Record set -
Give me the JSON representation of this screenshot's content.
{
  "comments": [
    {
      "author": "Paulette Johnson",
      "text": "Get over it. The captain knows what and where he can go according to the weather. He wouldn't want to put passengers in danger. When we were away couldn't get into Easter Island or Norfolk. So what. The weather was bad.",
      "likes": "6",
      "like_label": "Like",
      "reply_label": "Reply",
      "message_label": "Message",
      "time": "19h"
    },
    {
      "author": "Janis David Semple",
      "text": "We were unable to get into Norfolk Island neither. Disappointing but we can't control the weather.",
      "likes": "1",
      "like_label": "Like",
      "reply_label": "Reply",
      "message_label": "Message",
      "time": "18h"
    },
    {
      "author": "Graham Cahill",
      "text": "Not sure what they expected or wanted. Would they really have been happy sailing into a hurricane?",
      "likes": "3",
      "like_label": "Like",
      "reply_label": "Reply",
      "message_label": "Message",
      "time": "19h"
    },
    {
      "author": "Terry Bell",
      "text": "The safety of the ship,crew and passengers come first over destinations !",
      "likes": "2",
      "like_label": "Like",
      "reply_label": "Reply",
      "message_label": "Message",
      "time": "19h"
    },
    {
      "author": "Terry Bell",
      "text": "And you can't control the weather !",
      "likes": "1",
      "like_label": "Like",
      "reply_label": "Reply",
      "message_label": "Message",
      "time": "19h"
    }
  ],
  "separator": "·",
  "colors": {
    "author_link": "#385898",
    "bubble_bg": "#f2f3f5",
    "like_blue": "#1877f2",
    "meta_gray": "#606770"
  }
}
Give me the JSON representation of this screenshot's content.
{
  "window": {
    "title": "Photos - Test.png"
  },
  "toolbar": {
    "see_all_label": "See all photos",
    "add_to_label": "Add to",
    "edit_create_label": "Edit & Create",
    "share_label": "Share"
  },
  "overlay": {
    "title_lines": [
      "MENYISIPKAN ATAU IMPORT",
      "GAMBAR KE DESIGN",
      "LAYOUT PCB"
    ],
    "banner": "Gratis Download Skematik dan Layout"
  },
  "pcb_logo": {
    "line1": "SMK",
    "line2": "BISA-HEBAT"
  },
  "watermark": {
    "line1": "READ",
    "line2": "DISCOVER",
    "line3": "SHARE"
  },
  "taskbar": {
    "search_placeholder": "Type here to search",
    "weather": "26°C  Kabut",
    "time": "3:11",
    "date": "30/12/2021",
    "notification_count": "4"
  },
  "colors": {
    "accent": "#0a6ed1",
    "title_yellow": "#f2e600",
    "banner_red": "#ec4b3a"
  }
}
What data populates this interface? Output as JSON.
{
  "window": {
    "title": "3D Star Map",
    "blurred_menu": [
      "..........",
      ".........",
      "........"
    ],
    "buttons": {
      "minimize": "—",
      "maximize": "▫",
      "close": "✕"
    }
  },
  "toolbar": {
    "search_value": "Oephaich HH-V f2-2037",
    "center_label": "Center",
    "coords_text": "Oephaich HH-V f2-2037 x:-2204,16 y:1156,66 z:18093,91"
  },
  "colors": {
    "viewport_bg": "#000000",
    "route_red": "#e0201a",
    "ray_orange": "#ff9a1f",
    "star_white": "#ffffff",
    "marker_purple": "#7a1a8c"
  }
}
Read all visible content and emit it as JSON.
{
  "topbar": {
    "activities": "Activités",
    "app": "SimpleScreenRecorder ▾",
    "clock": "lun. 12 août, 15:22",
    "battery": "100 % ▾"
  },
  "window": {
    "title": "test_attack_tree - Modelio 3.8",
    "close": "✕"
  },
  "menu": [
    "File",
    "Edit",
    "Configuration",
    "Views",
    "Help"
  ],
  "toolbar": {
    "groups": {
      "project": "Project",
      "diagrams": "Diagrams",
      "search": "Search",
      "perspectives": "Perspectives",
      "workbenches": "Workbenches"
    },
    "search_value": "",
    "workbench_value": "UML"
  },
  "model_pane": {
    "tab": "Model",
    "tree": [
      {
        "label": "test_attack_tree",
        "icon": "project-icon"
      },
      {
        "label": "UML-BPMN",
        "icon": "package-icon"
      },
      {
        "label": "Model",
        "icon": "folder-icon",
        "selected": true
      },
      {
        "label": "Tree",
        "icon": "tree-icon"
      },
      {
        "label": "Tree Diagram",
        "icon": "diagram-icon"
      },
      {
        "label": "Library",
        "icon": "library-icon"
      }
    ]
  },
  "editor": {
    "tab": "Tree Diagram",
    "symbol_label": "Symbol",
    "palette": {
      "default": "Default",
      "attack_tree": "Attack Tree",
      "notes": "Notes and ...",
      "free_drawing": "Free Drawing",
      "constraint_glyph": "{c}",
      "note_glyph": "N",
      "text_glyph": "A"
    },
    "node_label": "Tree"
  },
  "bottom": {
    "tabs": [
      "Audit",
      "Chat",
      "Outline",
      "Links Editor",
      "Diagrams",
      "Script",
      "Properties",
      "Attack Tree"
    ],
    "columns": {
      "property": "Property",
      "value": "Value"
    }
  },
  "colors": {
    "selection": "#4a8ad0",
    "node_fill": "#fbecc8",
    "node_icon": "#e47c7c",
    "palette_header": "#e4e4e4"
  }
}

Instructions to follow -
Your task is to transcribe the material exactly.

Result of this exercise -
Give me the JSON representation of this screenshot's content.
{
  "comments": [
    {
      "author": "Paulette Johnson",
      "text": "Get over it. The captain knows what and where he can go according to the weather. He wouldn't want to put passengers in danger. When we were away couldn't get into Easter Island or Norfolk. So what. The weather was bad.",
      "likes": "6",
      "like_label": "Like",
      "reply_label": "Reply",
      "message_label": "Message",
      "time": "19h"
    },
    {
      "author": "Janis David Semple",
      "text": "We were unable to get into Norfolk Island neither. Disappointing but we can't control the weather.",
      "likes": "1",
      "like_label": "Like",
      "reply_label": "Reply",
      "message_label": "Message",
      "time": "18h"
    },
    {
      "author": "Graham Cahill",
      "text": "Not sure what they expected or wanted. Would they really have been happy sailing into a hurricane?",
      "likes": "3",
      "like_label": "Like",
      "reply_label": "Reply",
      "message_label": "Message",
      "time": "19h"
    },
    {
      "author": "Terry Bell",
      "text": "The safety of the ship,crew and passengers come first over destinations !",
      "likes": "2",
      "like_label": "Like",
      "reply_label": "Reply",
      "message_label": "Message",
      "time": "19h"
    },
    {
      "author": "Terry Bell",
      "text": "And you can't control the weather !",
      "likes": "1",
      "like_label": "Like",
      "reply_label": "Reply",
      "message_label": "Message",
      "time": "19h"
    }
  ],
  "separator": "·",
  "colors": {
    "author_link": "#385898",
    "bubble_bg": "#f2f3f5",
    "like_blue": "#1877f2",
    "meta_gray": "#606770"
  }
}
Give me the JSON representation of this screenshot's content.
{
  "window": {
    "title": "Photos - Test.png"
  },
  "toolbar": {
    "see_all_label": "See all photos",
    "add_to_label": "Add to",
    "edit_create_label": "Edit & Create",
    "share_label": "Share"
  },
  "overlay": {
    "title_lines": [
      "MENYISIPKAN ATAU IMPORT",
      "GAMBAR KE DESIGN",
      "LAYOUT PCB"
    ],
    "banner": "Gratis Download Skematik dan Layout"
  },
  "pcb_logo": {
    "line1": "SMK",
    "line2": "BISA-HEBAT"
  },
  "watermark": {
    "line1": "READ",
    "line2": "DISCOVER",
    "line3": "SHARE"
  },
  "taskbar": {
    "search_placeholder": "Type here to search",
    "weather": "26°C  Kabut",
    "time": "3:11",
    "date": "30/12/2021",
    "notification_count": "4"
  },
  "colors": {
    "accent": "#0a6ed1",
    "title_yellow": "#f2e600",
    "banner_red": "#ec4b3a"
  }
}
What data populates this interface? Output as JSON.
{
  "window": {
    "title": "3D Star Map",
    "blurred_menu": [
      "..........",
      ".........",
      "........"
    ],
    "buttons": {
      "minimize": "—",
      "maximize": "▫",
      "close": "✕"
    }
  },
  "toolbar": {
    "search_value": "Oephaich HH-V f2-2037",
    "center_label": "Center",
    "coords_text": "Oephaich HH-V f2-2037 x:-2204,16 y:1156,66 z:18093,91"
  },
  "colors": {
    "viewport_bg": "#000000",
    "route_red": "#e0201a",
    "ray_orange": "#ff9a1f",
    "star_white": "#ffffff",
    "marker_purple": "#7a1a8c"
  }
}
Read all visible content and emit it as JSON.
{
  "topbar": {
    "activities": "Activités",
    "app": "SimpleScreenRecorder ▾",
    "clock": "lun. 12 août, 15:22",
    "battery": "100 % ▾"
  },
  "window": {
    "title": "test_attack_tree - Modelio 3.8",
    "close": "✕"
  },
  "menu": [
    "File",
    "Edit",
    "Configuration",
    "Views",
    "Help"
  ],
  "toolbar": {
    "groups": {
      "project": "Project",
      "diagrams": "Diagrams",
      "search": "Search",
      "perspectives": "Perspectives",
      "workbenches": "Workbenches"
    },
    "search_value": "",
    "workbench_value": "UML"
  },
  "model_pane": {
    "tab": "Model",
    "tree": [
      {
        "label": "test_attack_tree",
        "icon": "project-icon"
      },
      {
        "label": "UML-BPMN",
        "icon": "package-icon"
      },
      {
        "label": "Model",
        "icon": "folder-icon",
        "selected": true
      },
      {
        "label": "Tree",
        "icon": "tree-icon"
      },
      {
        "label": "Tree Diagram",
        "icon": "diagram-icon"
      },
      {
        "label": "Library",
        "icon": "library-icon"
      }
    ]
  },
  "editor": {
    "tab": "Tree Diagram",
    "symbol_label": "Symbol",
    "palette": {
      "default": "Default",
      "attack_tree": "Attack Tree",
      "notes": "Notes and ...",
      "free_drawing": "Free Drawing",
      "constraint_glyph": "{c}",
      "note_glyph": "N",
      "text_glyph": "A"
    },
    "node_label": "Tree"
  },
  "bottom": {
    "tabs": [
      "Audit",
      "Chat",
      "Outline",
      "Links Editor",
      "Diagrams",
      "Script",
      "Properties",
      "Attack Tree"
    ],
    "columns": {
      "property": "Property",
      "value": "Value"
    }
  },
  "colors": {
    "selection": "#4a8ad0",
    "node_fill": "#fbecc8",
    "node_icon": "#e47c7c",
    "palette_header": "#e4e4e4"
  }
}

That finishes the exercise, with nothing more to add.